All entries must be repeated exactly; do not include the pictures.
■ ■ ■ ■
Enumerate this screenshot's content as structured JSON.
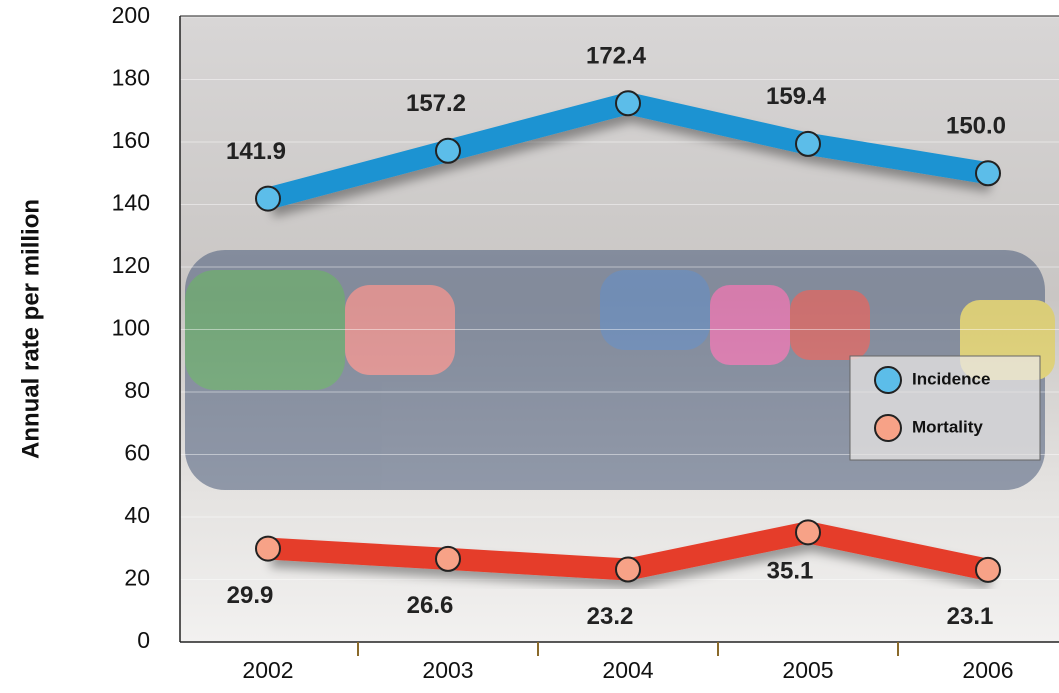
{
  "chart_data": {
    "type": "line",
    "y_label": "Annual rate per million",
    "categories": [
      "2002",
      "2003",
      "2004",
      "2005",
      "2006"
    ],
    "series": [
      {
        "name": "Incidence",
        "color": "#1b93d2",
        "marker_color": "#5cbde9",
        "values": [
          141.9,
          157.2,
          172.4,
          159.4,
          150.0
        ],
        "value_labels": [
          "141.9",
          "157.2",
          "172.4",
          "159.4",
          "150.0"
        ]
      },
      {
        "name": "Mortality",
        "color": "#e53d2c",
        "marker_color": "#f7a287",
        "values": [
          29.9,
          26.6,
          23.2,
          35.1,
          23.1
        ],
        "value_labels": [
          "29.9",
          "26.6",
          "23.2",
          "35.1",
          "23.1"
        ]
      }
    ],
    "ylim": [
      0,
      200
    ],
    "yticks": [
      0,
      20,
      40,
      60,
      80,
      100,
      120,
      140,
      160,
      180,
      200
    ],
    "grid": true
  }
}
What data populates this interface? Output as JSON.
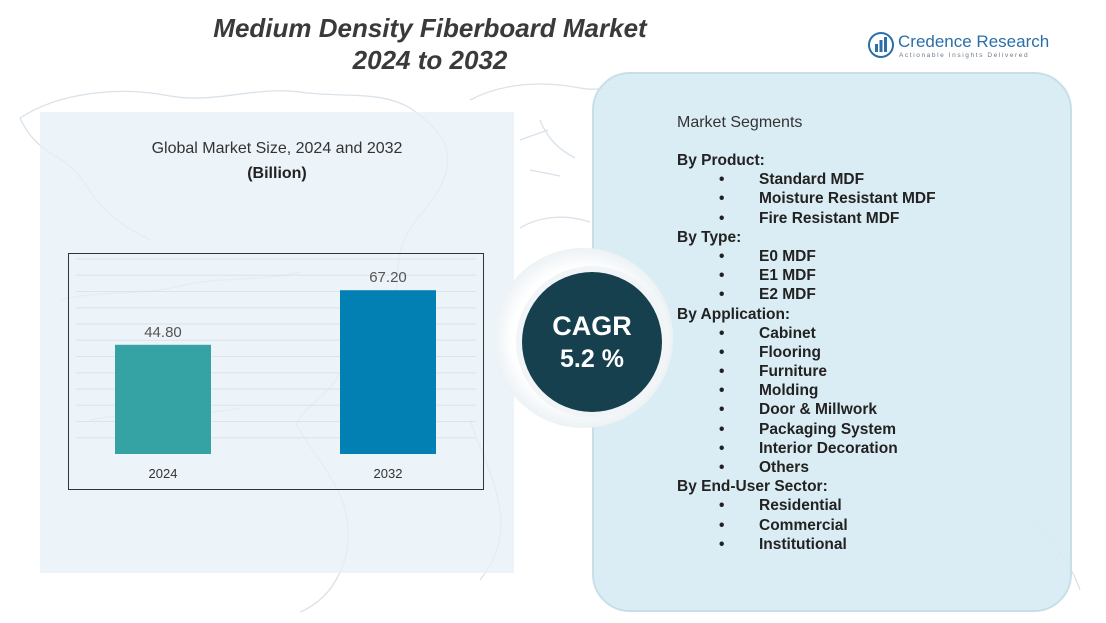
{
  "title_line1": "Medium Density Fiberboard Market",
  "title_line2": "2024 to 2032",
  "logo": {
    "name": "Credence Research",
    "tagline": "Actionable Insights Delivered",
    "icon": "bar-chart-globe-icon",
    "color": "#2b6ea8"
  },
  "chart_heading": "Global Market Size, 2024 and 2032",
  "chart_unit": "(Billion)",
  "chart_data": {
    "type": "bar",
    "title": "Global Market Size, 2024 and 2032",
    "ylabel": "(Billion)",
    "xlabel": "",
    "categories": [
      "2024",
      "2032"
    ],
    "values": [
      44.8,
      67.2
    ],
    "value_labels": [
      "44.80",
      "67.20"
    ],
    "colors": [
      "#35a3a4",
      "#0380b3"
    ],
    "ylim": [
      0,
      80
    ],
    "grid": true
  },
  "cagr": {
    "label": "CAGR",
    "value": "5.2 %"
  },
  "segments": {
    "title": "Market Segments",
    "groups": [
      {
        "name": "By Product:",
        "items": [
          "Standard MDF",
          "Moisture Resistant MDF",
          "Fire Resistant MDF"
        ]
      },
      {
        "name": "By Type:",
        "items": [
          "E0 MDF",
          "E1 MDF",
          "E2 MDF"
        ]
      },
      {
        "name": "By Application:",
        "items": [
          "Cabinet",
          "Flooring",
          "Furniture",
          "Molding",
          "Door & Millwork",
          "Packaging System",
          "Interior Decoration",
          "Others"
        ]
      },
      {
        "name": "By End-User Sector:",
        "items": [
          "Residential",
          "Commercial",
          "Institutional"
        ]
      }
    ]
  }
}
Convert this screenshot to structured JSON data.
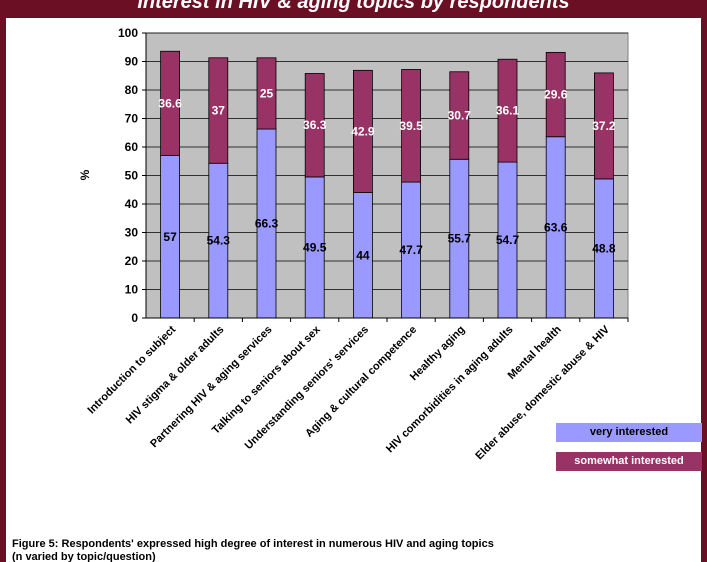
{
  "header": {
    "title": "Interest in HIV & aging topics by respondents"
  },
  "caption": {
    "line1": "Figure 5: Respondents' expressed high degree of interest in numerous HIV and aging topics",
    "line2": "(n varied by topic/question)"
  },
  "colors": {
    "frame": "#6b0f24",
    "very_interested": "#9999ff",
    "somewhat_interested": "#993366",
    "plot_bg": "#c0c0c0"
  },
  "chart_data": {
    "type": "bar",
    "stacked": true,
    "categories": [
      "Introduction to subject",
      "HIV stigma & older adults",
      "Partnering HIV & aging services",
      "Talking to seniors about sex",
      "Understanding seniors' services",
      "Aging & cultural competence",
      "Healthy aging",
      "HIV comorbidities in aging adults",
      "Mental health",
      "Elder abuse, domestic abuse & HIV"
    ],
    "series": [
      {
        "name": "very interested",
        "values": [
          57,
          54.3,
          66.3,
          49.5,
          44,
          47.7,
          55.7,
          54.7,
          63.6,
          48.8
        ]
      },
      {
        "name": "somewhat interested",
        "values": [
          36.6,
          37,
          25,
          36.3,
          42.9,
          39.5,
          30.7,
          36.1,
          29.6,
          37.2
        ]
      }
    ],
    "ylabel": "%",
    "ylim": [
      0,
      100
    ],
    "yticks": [
      0,
      10,
      20,
      30,
      40,
      50,
      60,
      70,
      80,
      90,
      100
    ],
    "grid": true,
    "legend": "bottom-right"
  }
}
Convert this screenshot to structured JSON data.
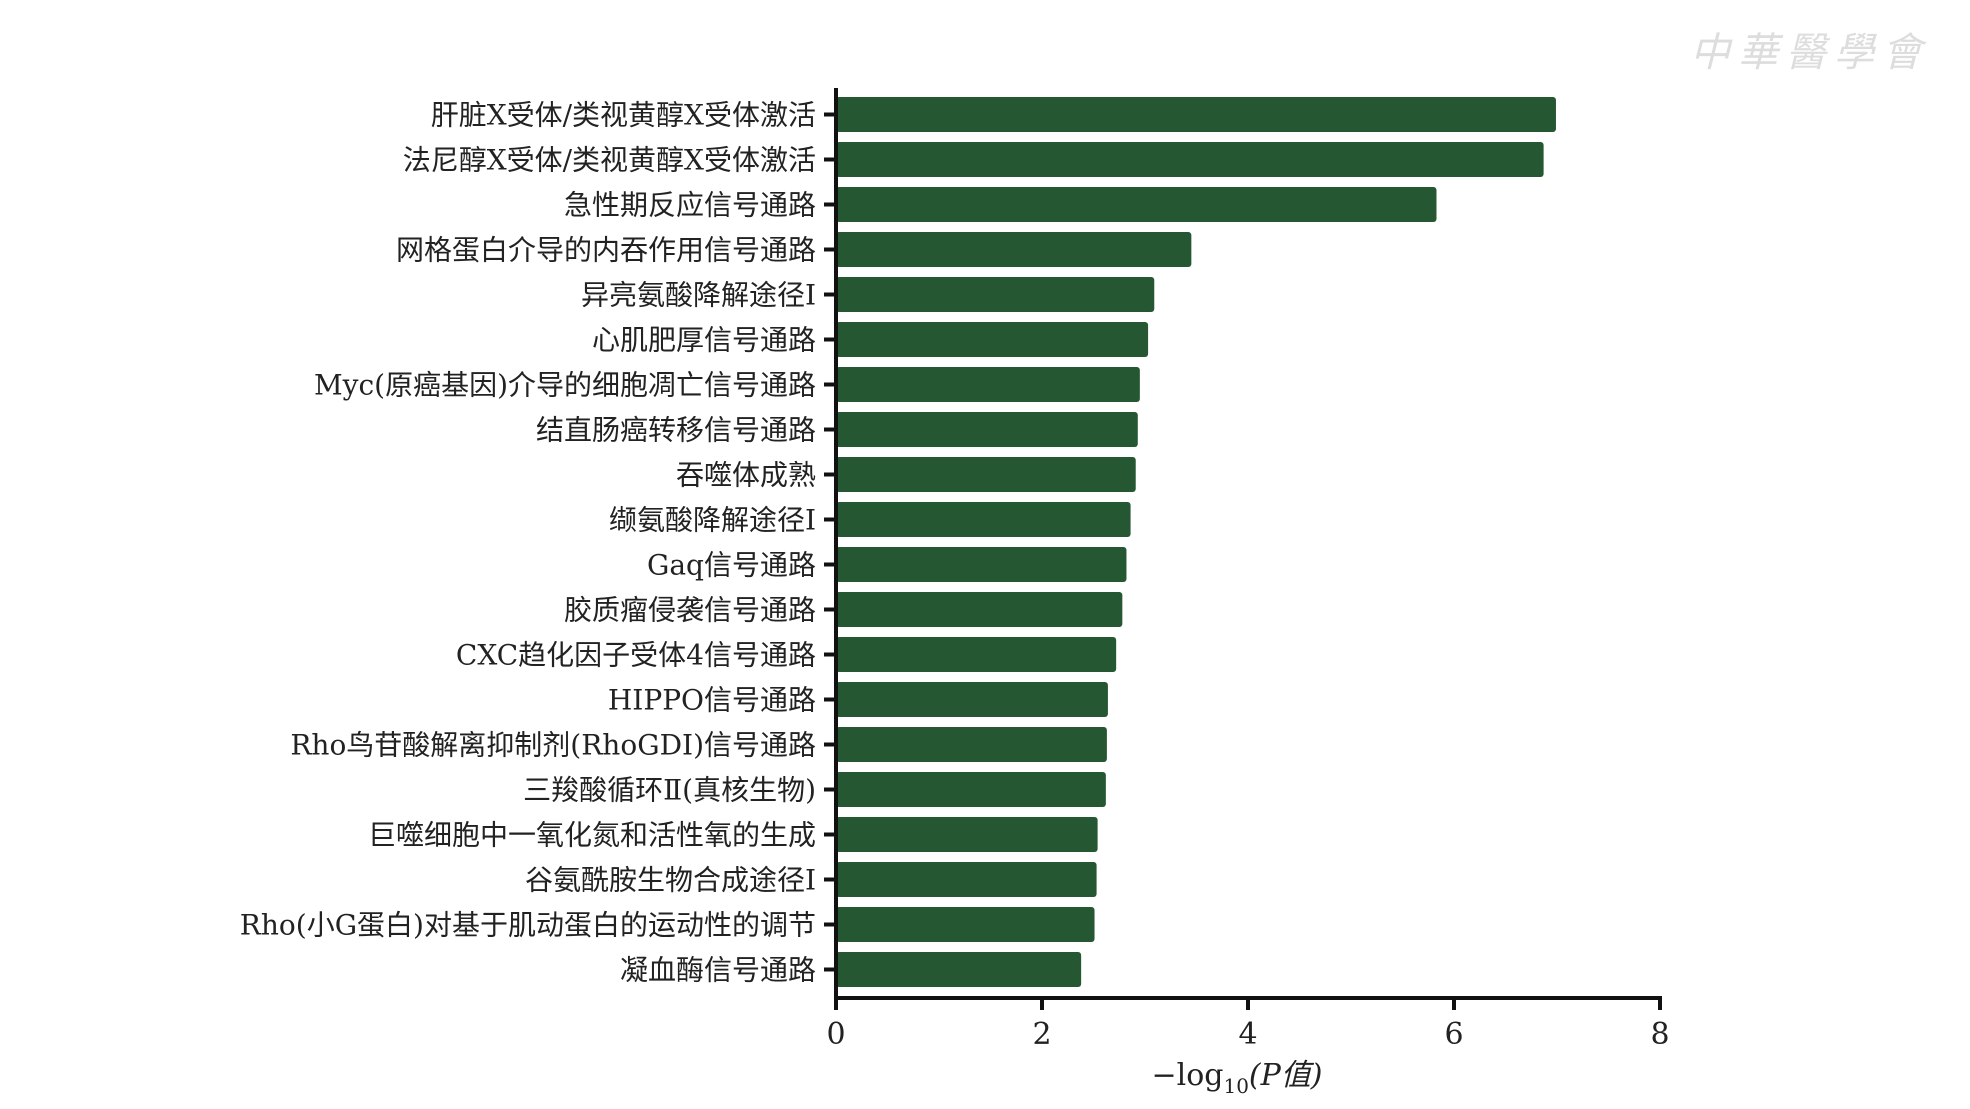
{
  "watermark": "中华医学会",
  "chart_data": {
    "type": "bar",
    "orientation": "horizontal",
    "title": "",
    "xlabel": "−log10(P值)",
    "xlabel_parts": {
      "prefix": "−log",
      "sub": "10",
      "suffix": "(P值)"
    },
    "ylabel": "",
    "xlim": [
      0,
      8
    ],
    "xticks": [
      "0",
      "2",
      "4",
      "6",
      "8"
    ],
    "grid": false,
    "bar_color": "#255832",
    "categories": [
      "肝脏X受体/类视黄醇X受体激活",
      "法尼醇X受体/类视黄醇X受体激活",
      "急性期反应信号通路",
      "网格蛋白介导的内吞作用信号通路",
      "异亮氨酸降解途径Ⅰ",
      "心肌肥厚信号通路",
      "Myc(原癌基因)介导的细胞凋亡信号通路",
      "结直肠癌转移信号通路",
      "吞噬体成熟",
      "缬氨酸降解途径Ⅰ",
      "Gaq信号通路",
      "胶质瘤侵袭信号通路",
      "CXC趋化因子受体4信号通路",
      "HIPPO信号通路",
      "Rho鸟苷酸解离抑制剂(RhoGDI)信号通路",
      "三羧酸循环Ⅱ(真核生物)",
      "巨噬细胞中一氧化氮和活性氧的生成",
      "谷氨酰胺生物合成途径Ⅰ",
      "Rho(小G蛋白)对基于肌动蛋白的运动性的调节",
      "凝血酶信号通路"
    ],
    "values": [
      6.99,
      6.87,
      5.83,
      3.45,
      3.09,
      3.03,
      2.95,
      2.93,
      2.91,
      2.86,
      2.82,
      2.78,
      2.72,
      2.64,
      2.63,
      2.62,
      2.54,
      2.53,
      2.51,
      2.38
    ]
  }
}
■ ■ ■ ■
◆ **WRITTEN SOLUTION**:
Enumerate this screenshot's content as structured JSON.
{
  "chart_data": {
    "type": "line",
    "y_label": "Annual rate per million",
    "categories": [
      "2002",
      "2003",
      "2004",
      "2005",
      "2006"
    ],
    "series": [
      {
        "name": "Incidence",
        "color": "#1b93d2",
        "marker_color": "#5cbde9",
        "values": [
          141.9,
          157.2,
          172.4,
          159.4,
          150.0
        ],
        "value_labels": [
          "141.9",
          "157.2",
          "172.4",
          "159.4",
          "150.0"
        ]
      },
      {
        "name": "Mortality",
        "color": "#e53d2c",
        "marker_color": "#f7a287",
        "values": [
          29.9,
          26.6,
          23.2,
          35.1,
          23.1
        ],
        "value_labels": [
          "29.9",
          "26.6",
          "23.2",
          "35.1",
          "23.1"
        ]
      }
    ],
    "ylim": [
      0,
      200
    ],
    "yticks": [
      0,
      20,
      40,
      60,
      80,
      100,
      120,
      140,
      160,
      180,
      200
    ],
    "grid": true
  }
}
What data populates this interface? Output as JSON.
{
  "title_line1": "Medium Density Fiberboard Market",
  "title_line2": "2024 to 2032",
  "logo": {
    "name": "Credence Research",
    "tagline": "Actionable Insights Delivered",
    "icon": "bar-chart-globe-icon",
    "color": "#2b6ea8"
  },
  "chart_heading": "Global Market Size, 2024 and 2032",
  "chart_unit": "(Billion)",
  "chart_data": {
    "type": "bar",
    "title": "Global Market Size, 2024 and 2032",
    "ylabel": "(Billion)",
    "xlabel": "",
    "categories": [
      "2024",
      "2032"
    ],
    "values": [
      44.8,
      67.2
    ],
    "value_labels": [
      "44.80",
      "67.20"
    ],
    "colors": [
      "#35a3a4",
      "#0380b3"
    ],
    "ylim": [
      0,
      80
    ],
    "grid": true
  },
  "cagr": {
    "label": "CAGR",
    "value": "5.2 %"
  },
  "segments": {
    "title": "Market Segments",
    "groups": [
      {
        "name": "By Product:",
        "items": [
          "Standard MDF",
          "Moisture Resistant MDF",
          "Fire Resistant MDF"
        ]
      },
      {
        "name": "By Type:",
        "items": [
          "E0 MDF",
          "E1 MDF",
          "E2 MDF"
        ]
      },
      {
        "name": "By Application:",
        "items": [
          "Cabinet",
          "Flooring",
          "Furniture",
          "Molding",
          "Door & Millwork",
          "Packaging System",
          "Interior Decoration",
          "Others"
        ]
      },
      {
        "name": "By End-User Sector:",
        "items": [
          "Residential",
          "Commercial",
          "Institutional"
        ]
      }
    ]
  }
}
Convert this screenshot to structured JSON data.
{
  "header": {
    "title": "Interest in HIV & aging topics by respondents"
  },
  "caption": {
    "line1": "Figure 5: Respondents' expressed high degree of interest in numerous HIV and aging topics",
    "line2": "(n varied by topic/question)"
  },
  "colors": {
    "frame": "#6b0f24",
    "very_interested": "#9999ff",
    "somewhat_interested": "#993366",
    "plot_bg": "#c0c0c0"
  },
  "chart_data": {
    "type": "bar",
    "stacked": true,
    "categories": [
      "Introduction to subject",
      "HIV stigma & older adults",
      "Partnering HIV & aging services",
      "Talking to seniors about sex",
      "Understanding seniors' services",
      "Aging & cultural competence",
      "Healthy aging",
      "HIV comorbidities in aging adults",
      "Mental health",
      "Elder abuse, domestic abuse & HIV"
    ],
    "series": [
      {
        "name": "very interested",
        "values": [
          57,
          54.3,
          66.3,
          49.5,
          44,
          47.7,
          55.7,
          54.7,
          63.6,
          48.8
        ]
      },
      {
        "name": "somewhat interested",
        "values": [
          36.6,
          37,
          25,
          36.3,
          42.9,
          39.5,
          30.7,
          36.1,
          29.6,
          37.2
        ]
      }
    ],
    "ylabel": "%",
    "ylim": [
      0,
      100
    ],
    "yticks": [
      0,
      10,
      20,
      30,
      40,
      50,
      60,
      70,
      80,
      90,
      100
    ],
    "grid": true,
    "legend": "bottom-right"
  }
}
Convert this screenshot to structured JSON data.
{
  "watermark": "中华医学会",
  "chart_data": {
    "type": "bar",
    "orientation": "horizontal",
    "title": "",
    "xlabel": "−log10(P值)",
    "xlabel_parts": {
      "prefix": "−log",
      "sub": "10",
      "suffix": "(P值)"
    },
    "ylabel": "",
    "xlim": [
      0,
      8
    ],
    "xticks": [
      "0",
      "2",
      "4",
      "6",
      "8"
    ],
    "grid": false,
    "bar_color": "#255832",
    "categories": [
      "肝脏X受体/类视黄醇X受体激活",
      "法尼醇X受体/类视黄醇X受体激活",
      "急性期反应信号通路",
      "网格蛋白介导的内吞作用信号通路",
      "异亮氨酸降解途径Ⅰ",
      "心肌肥厚信号通路",
      "Myc(原癌基因)介导的细胞凋亡信号通路",
      "结直肠癌转移信号通路",
      "吞噬体成熟",
      "缬氨酸降解途径Ⅰ",
      "Gaq信号通路",
      "胶质瘤侵袭信号通路",
      "CXC趋化因子受体4信号通路",
      "HIPPO信号通路",
      "Rho鸟苷酸解离抑制剂(RhoGDI)信号通路",
      "三羧酸循环Ⅱ(真核生物)",
      "巨噬细胞中一氧化氮和活性氧的生成",
      "谷氨酰胺生物合成途径Ⅰ",
      "Rho(小G蛋白)对基于肌动蛋白的运动性的调节",
      "凝血酶信号通路"
    ],
    "values": [
      6.99,
      6.87,
      5.83,
      3.45,
      3.09,
      3.03,
      2.95,
      2.93,
      2.91,
      2.86,
      2.82,
      2.78,
      2.72,
      2.64,
      2.63,
      2.62,
      2.54,
      2.53,
      2.51,
      2.38
    ]
  }
}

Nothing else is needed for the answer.